▸ PROVIDED RECORDS:

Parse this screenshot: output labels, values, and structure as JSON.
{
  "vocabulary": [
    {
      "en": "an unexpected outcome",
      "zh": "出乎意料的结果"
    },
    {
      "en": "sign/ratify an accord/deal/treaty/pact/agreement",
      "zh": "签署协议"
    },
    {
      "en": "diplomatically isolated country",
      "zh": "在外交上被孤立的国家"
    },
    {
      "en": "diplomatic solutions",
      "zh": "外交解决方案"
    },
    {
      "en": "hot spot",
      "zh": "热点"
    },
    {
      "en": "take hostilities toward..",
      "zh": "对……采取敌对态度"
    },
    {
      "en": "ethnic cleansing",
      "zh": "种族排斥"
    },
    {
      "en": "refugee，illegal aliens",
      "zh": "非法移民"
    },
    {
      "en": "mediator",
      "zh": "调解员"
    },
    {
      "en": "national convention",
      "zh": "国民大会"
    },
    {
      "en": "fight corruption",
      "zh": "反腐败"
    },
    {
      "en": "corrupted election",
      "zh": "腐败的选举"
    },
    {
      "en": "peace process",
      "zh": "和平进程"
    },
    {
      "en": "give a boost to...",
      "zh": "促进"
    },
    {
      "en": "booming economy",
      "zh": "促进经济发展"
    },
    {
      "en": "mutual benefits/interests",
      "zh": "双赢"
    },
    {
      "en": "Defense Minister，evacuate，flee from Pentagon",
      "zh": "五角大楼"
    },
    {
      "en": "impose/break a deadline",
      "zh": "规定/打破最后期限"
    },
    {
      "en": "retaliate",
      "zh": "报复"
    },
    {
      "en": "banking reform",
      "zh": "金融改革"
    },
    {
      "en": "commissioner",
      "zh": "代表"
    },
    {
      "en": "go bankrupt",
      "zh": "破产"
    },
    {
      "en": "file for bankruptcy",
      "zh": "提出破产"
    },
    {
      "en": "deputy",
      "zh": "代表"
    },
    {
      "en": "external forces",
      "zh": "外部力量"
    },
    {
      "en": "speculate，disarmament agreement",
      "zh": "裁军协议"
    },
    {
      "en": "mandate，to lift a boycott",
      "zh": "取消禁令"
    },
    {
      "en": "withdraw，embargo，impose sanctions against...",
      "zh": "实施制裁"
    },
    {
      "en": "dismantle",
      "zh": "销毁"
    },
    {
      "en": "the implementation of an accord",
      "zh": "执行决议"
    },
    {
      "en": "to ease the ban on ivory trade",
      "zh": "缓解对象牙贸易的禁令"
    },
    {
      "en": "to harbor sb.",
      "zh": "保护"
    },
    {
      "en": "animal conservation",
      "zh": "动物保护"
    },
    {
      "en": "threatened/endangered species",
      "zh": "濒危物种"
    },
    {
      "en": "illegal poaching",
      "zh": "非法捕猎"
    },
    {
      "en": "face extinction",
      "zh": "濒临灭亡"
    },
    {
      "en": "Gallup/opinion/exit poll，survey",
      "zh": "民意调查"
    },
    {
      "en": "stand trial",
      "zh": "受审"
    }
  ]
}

▸ TASK PROMPT: Copy every line of the material in which the word "impose" occurs.

▸ TASK RESPONSE:
      "en": "impose/break a deadline",
      "en": "withdraw，embargo，impose sanctions against...",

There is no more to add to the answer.